Exercise objective
Copy out the lines that include the word "puta".

Record list
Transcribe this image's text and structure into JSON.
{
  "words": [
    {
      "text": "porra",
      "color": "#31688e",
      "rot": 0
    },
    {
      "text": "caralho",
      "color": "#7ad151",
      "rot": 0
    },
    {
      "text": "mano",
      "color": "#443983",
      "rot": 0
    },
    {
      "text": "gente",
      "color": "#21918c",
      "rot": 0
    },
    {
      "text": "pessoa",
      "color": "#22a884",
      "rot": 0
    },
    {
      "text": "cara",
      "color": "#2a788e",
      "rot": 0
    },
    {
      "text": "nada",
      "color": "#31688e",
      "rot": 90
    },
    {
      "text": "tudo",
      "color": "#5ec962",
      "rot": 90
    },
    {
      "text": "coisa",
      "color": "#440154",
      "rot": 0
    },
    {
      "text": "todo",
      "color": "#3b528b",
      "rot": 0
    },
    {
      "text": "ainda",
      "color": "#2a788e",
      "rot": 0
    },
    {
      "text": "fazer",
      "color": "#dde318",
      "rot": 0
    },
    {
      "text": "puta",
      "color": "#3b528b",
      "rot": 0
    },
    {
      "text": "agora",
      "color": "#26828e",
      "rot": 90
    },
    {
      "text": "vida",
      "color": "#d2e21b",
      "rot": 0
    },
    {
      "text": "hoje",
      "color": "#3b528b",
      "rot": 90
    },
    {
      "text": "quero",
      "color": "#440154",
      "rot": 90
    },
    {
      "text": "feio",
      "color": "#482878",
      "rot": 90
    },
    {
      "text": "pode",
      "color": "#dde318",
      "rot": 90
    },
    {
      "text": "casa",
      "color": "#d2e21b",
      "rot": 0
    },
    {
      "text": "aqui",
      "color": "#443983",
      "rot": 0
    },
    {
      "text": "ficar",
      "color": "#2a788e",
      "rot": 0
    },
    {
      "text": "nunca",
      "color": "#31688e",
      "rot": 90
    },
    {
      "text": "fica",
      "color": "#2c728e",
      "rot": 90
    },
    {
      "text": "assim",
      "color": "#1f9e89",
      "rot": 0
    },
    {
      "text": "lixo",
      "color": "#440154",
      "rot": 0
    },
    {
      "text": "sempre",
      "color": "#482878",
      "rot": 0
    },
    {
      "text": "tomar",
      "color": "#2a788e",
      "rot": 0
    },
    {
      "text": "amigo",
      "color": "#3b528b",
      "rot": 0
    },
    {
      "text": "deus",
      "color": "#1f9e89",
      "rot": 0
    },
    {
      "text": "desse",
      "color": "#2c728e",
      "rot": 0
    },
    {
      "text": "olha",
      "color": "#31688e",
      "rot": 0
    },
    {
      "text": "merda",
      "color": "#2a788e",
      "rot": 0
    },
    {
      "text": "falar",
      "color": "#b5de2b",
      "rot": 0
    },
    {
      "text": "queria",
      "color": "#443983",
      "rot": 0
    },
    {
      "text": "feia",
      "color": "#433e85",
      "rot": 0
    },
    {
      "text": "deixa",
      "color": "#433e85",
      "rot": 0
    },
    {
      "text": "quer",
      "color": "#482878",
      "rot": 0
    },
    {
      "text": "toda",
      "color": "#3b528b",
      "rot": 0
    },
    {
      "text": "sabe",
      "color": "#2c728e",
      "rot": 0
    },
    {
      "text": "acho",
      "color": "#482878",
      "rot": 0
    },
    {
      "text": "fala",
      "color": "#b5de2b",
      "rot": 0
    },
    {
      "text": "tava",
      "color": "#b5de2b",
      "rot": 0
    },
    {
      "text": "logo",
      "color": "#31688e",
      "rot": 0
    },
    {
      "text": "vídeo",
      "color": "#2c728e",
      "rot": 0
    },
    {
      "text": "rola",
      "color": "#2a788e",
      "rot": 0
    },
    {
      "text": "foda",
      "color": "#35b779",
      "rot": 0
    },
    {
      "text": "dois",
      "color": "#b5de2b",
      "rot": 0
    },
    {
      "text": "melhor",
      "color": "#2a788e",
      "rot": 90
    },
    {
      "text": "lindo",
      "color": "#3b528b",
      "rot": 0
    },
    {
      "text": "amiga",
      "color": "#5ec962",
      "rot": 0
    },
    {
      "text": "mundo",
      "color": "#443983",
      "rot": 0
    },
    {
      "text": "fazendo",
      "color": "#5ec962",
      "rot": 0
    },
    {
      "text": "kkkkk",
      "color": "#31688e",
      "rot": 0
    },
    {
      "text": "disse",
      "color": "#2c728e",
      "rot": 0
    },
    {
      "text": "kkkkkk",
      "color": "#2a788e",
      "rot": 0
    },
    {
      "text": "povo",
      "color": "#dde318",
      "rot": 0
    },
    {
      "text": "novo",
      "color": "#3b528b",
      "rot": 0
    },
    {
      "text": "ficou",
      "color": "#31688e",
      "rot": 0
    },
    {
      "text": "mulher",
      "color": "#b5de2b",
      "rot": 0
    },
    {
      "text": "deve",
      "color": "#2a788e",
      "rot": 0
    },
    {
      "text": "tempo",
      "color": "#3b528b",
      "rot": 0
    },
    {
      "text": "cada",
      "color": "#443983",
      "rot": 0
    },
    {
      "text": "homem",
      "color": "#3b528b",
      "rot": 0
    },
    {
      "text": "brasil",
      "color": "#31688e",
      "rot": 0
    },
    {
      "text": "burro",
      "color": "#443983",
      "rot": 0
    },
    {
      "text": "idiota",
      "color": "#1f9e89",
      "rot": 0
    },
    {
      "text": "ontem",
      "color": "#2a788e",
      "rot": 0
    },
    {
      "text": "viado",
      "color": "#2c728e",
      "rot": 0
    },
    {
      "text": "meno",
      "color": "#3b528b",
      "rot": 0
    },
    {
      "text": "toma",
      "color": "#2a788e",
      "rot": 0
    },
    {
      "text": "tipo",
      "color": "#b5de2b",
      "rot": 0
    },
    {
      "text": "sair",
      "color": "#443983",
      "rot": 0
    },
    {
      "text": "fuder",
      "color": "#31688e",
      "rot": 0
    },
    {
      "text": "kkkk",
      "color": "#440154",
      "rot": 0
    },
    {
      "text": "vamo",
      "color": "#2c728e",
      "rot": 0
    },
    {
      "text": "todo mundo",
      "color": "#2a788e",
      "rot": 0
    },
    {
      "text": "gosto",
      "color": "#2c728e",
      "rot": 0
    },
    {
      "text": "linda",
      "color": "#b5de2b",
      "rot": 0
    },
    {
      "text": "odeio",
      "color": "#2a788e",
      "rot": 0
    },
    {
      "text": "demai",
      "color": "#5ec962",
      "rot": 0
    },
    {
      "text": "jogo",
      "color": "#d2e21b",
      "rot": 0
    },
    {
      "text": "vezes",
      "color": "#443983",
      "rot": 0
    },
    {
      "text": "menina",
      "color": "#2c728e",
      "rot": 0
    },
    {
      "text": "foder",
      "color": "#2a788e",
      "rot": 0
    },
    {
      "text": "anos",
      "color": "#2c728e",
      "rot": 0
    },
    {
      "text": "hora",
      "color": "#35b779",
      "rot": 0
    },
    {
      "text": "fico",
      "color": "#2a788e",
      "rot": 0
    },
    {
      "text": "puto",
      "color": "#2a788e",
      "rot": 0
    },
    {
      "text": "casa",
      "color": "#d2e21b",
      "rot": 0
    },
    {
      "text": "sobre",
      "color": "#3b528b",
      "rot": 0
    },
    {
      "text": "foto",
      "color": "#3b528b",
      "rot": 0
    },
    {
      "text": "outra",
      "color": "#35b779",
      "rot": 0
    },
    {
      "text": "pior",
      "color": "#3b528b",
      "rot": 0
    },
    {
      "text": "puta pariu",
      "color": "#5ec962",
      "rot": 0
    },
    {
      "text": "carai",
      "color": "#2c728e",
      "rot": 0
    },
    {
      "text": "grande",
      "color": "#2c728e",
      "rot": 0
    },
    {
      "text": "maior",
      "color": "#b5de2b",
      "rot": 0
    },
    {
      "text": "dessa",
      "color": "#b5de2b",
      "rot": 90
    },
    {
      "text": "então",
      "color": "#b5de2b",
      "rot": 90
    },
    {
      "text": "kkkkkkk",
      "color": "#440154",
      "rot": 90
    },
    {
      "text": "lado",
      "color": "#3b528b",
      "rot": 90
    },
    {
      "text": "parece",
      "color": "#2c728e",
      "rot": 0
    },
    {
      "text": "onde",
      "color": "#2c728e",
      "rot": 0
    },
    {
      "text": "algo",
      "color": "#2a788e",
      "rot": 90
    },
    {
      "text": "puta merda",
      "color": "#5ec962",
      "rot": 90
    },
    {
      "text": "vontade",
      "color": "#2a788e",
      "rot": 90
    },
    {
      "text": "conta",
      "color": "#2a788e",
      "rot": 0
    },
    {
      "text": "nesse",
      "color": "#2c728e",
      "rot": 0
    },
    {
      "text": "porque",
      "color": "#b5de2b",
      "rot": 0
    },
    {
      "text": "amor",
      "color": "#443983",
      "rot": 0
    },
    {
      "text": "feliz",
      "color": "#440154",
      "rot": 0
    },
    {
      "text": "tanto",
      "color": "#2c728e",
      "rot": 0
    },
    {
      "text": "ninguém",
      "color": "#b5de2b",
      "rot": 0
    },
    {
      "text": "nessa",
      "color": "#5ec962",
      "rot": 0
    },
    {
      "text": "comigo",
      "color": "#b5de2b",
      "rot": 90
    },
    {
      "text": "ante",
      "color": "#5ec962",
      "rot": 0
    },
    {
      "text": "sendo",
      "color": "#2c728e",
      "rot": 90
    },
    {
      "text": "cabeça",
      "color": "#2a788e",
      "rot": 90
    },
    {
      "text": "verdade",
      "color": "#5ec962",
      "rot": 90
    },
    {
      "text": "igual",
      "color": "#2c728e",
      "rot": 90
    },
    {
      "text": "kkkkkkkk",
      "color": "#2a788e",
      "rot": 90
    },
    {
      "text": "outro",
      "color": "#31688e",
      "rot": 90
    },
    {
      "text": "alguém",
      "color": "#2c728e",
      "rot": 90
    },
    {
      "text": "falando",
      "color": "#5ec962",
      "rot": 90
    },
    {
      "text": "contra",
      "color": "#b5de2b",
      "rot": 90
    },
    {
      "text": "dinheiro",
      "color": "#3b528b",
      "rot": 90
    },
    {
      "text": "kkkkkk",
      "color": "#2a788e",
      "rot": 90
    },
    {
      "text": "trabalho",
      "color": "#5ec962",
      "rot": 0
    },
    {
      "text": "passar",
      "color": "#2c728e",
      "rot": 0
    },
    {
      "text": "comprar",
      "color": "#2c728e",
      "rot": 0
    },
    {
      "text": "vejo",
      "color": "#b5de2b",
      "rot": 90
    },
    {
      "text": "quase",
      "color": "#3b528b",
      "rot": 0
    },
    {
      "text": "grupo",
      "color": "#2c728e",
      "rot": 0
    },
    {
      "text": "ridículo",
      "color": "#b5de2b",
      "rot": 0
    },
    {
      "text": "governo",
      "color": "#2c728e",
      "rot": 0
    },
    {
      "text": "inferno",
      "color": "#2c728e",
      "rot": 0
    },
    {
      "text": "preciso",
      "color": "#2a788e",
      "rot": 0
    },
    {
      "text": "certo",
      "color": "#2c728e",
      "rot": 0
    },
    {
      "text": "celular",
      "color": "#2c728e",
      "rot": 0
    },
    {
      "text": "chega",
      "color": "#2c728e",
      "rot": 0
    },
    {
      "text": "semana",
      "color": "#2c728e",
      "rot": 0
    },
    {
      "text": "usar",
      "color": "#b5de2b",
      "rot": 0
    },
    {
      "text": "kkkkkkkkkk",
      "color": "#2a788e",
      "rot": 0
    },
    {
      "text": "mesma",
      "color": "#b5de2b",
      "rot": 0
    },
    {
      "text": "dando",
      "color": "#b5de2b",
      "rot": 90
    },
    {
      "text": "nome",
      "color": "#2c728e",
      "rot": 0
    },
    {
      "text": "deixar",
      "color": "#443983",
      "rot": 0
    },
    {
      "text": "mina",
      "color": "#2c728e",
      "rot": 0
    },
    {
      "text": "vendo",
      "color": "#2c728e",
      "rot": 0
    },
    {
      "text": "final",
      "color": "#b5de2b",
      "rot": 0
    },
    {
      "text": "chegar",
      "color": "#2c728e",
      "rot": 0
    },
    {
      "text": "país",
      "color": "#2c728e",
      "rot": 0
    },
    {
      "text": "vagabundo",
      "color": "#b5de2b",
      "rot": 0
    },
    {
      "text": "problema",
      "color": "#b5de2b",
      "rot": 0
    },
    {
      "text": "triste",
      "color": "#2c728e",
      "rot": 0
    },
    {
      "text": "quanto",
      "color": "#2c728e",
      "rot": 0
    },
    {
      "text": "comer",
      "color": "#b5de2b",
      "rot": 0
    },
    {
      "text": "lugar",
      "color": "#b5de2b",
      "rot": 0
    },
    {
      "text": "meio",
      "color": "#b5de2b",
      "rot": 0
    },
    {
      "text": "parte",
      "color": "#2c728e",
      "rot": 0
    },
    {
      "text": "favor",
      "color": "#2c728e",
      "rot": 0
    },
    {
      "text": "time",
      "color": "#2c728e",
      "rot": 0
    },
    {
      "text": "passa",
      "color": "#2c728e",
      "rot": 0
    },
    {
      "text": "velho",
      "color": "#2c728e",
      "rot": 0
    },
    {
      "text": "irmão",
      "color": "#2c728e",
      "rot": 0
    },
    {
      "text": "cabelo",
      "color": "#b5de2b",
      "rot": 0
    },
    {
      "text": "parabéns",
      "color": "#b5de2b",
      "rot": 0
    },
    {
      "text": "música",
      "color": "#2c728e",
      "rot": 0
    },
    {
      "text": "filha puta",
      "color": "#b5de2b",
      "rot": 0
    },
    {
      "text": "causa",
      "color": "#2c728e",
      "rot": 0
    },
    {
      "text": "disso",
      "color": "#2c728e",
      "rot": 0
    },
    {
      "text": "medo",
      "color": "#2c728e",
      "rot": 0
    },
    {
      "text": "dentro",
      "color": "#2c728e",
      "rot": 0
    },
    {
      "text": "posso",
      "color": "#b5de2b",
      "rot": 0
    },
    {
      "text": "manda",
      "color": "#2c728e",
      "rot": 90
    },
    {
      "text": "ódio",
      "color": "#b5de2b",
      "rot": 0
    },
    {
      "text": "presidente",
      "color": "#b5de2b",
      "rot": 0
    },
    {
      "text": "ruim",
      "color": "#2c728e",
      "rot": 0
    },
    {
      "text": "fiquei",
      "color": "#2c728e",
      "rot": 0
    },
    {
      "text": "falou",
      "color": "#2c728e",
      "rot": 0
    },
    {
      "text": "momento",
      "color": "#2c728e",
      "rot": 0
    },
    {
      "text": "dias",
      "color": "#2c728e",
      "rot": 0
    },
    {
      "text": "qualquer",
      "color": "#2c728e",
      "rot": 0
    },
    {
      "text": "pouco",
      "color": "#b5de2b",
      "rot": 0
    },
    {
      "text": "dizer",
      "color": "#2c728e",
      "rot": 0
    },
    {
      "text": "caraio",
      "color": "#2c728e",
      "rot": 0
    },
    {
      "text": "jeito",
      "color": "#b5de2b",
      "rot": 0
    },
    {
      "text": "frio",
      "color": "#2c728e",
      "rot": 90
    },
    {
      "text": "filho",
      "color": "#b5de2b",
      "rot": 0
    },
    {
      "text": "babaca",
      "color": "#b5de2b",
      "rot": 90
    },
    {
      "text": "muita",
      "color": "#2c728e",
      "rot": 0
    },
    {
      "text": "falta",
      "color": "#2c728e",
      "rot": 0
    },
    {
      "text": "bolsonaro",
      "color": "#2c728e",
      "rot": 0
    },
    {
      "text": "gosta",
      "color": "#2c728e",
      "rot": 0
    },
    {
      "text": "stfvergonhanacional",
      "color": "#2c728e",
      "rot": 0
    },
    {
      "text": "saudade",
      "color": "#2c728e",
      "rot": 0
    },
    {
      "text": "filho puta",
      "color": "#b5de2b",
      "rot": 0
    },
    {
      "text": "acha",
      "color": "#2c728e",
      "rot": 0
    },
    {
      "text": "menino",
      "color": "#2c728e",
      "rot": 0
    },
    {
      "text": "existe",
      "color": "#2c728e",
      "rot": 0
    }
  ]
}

Full answer
      "text": "puta",
      "text": "puta pariu",
      "text": "puta merda",
      "text": "filha puta",
      "text": "filho puta",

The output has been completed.